What is being asked:
Put every line of the material below into a JSON list of strings, one string per line. Skip blank lines and leave out the pictures.

Extracted information:
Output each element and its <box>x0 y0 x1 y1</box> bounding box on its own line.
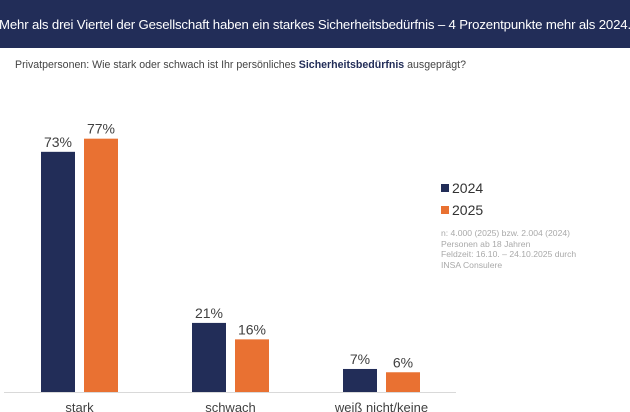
bar-2025-2 <box>386 372 420 392</box>
methodology-note: n: 4.000 (2025) bzw. 2.004 (2024) Person… <box>441 228 576 270</box>
legend-label-2024: 2024 <box>452 180 484 196</box>
chart-subtitle: Privatpersonen: Wie stark oder schwach i… <box>15 59 466 71</box>
legend-swatch-2024 <box>441 184 449 192</box>
chart-title: Mehr als drei Viertel der Gesellschaft h… <box>0 16 630 32</box>
bar-2024-0 <box>41 151 75 392</box>
bar-2024-2 <box>343 368 377 392</box>
data-label: 6% <box>393 354 413 370</box>
data-label: 7% <box>350 351 370 367</box>
bar-2024-1 <box>192 322 226 392</box>
note-line: Personen ab 18 Jahren <box>441 238 531 249</box>
legend-item-2025: 2025 <box>441 202 483 218</box>
legend-item-2024: 2024 <box>441 180 483 196</box>
data-label: 16% <box>238 321 266 337</box>
chart-title-banner: Mehr als drei Viertel der Gesellschaft h… <box>0 0 630 48</box>
data-label: 21% <box>195 305 223 321</box>
bar-2025-0 <box>84 138 118 392</box>
subtitle-prefix: Privatpersonen: Wie stark oder schwach i… <box>15 59 299 71</box>
bar-2025-1 <box>235 339 269 392</box>
subtitle-bold: Sicherheitsbedürfnis <box>298 59 405 71</box>
subtitle-suffix: ausgeprägt? <box>404 59 467 71</box>
note-line: n: 4.000 (2025) bzw. 2.004 (2024) <box>441 228 570 238</box>
data-label: 73% <box>44 134 72 150</box>
x-tick-label: weiß nicht/keine <box>334 400 428 412</box>
note-line: Feldzeit: 16.10. – 24.10.2025 durch <box>441 249 577 260</box>
x-tick-label: schwach <box>205 400 256 412</box>
note-line: INSA Consulere <box>441 259 503 270</box>
legend-label-2025: 2025 <box>452 202 484 218</box>
x-tick-label: stark <box>65 400 94 412</box>
legend-swatch-2025 <box>441 206 449 214</box>
data-label: 77% <box>87 121 115 137</box>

Worked solution:
[
  "Output each element and its <box>x0 y0 x1 y1</box> bounding box on its own line.",
  "bar-2025-2 <box>386 372 420 392</box>",
  "methodology-note: n: 4.000 (2025) bzw. 2.004 (2024) Person… <box>441 228 576 270</box>",
  "legend-label-2024: 2024 <box>452 180 484 196</box>",
  "chart-subtitle: Privatpersonen: Wie stark oder schwach i… <box>15 59 466 71</box>",
  "legend-swatch-2024 <box>441 184 449 192</box>",
  "chart-title: Mehr als drei Viertel der Gesellschaft h… <box>0 16 630 32</box>",
  "bar-2024-0 <box>41 151 75 392</box>",
  "bar-2024-2 <box>343 368 377 392</box>",
  "data-label: 6% <box>393 354 413 370</box>",
  "data-label: 7% <box>350 351 370 367</box>",
  "bar-2024-1 <box>192 322 226 392</box>",
  "note-line: Personen ab 18 Jahren <box>441 238 531 249</box>",
  "legend-item-2025: 2025 <box>441 202 483 218</box>",
  "legend-item-2024: 2024 <box>441 180 483 196</box>",
  "data-label: 16% <box>238 321 266 337</box>",
  "chart-title-banner: Mehr als drei Viertel der Gesellschaft h… <box>0 0 630 48</box>",
  "data-label: 21% <box>195 305 223 321</box>",
  "bar-2025-0 <box>84 138 118 392</box>",
  "subtitle-prefix: Privatpersonen: Wie stark oder schwach i… <box>15 59 299 71</box>",
  "bar-2025-1 <box>235 339 269 392</box>",
  "subtitle-bold: Sicherheitsbedürfnis <box>298 59 405 71</box>",
  "subtitle-suffix: ausgeprägt? <box>404 59 467 71</box>",
  "note-line: n: 4.000 (2025) bzw. 2.004 (2024) <box>441 228 570 238</box>",
  "data-label: 73% <box>44 134 72 150</box>",
  "x-tick-label: weiß nicht/keine <box>334 400 428 412</box>",
  "note-line: Feldzeit: 16.10. – 24.10.2025 durch <box>441 249 577 260</box>",
  "x-tick-label: schwach <box>205 400 256 412</box>",
  "note-line: INSA Consulere <box>441 259 503 270</box>",
  "legend-label-2025: 2025 <box>452 202 484 218</box>",
  "x-tick-label: stark <box>65 400 94 412</box>",
  "legend-swatch-2025 <box>441 206 449 214</box>",
  "data-label: 77% <box>87 121 115 137</box>"
]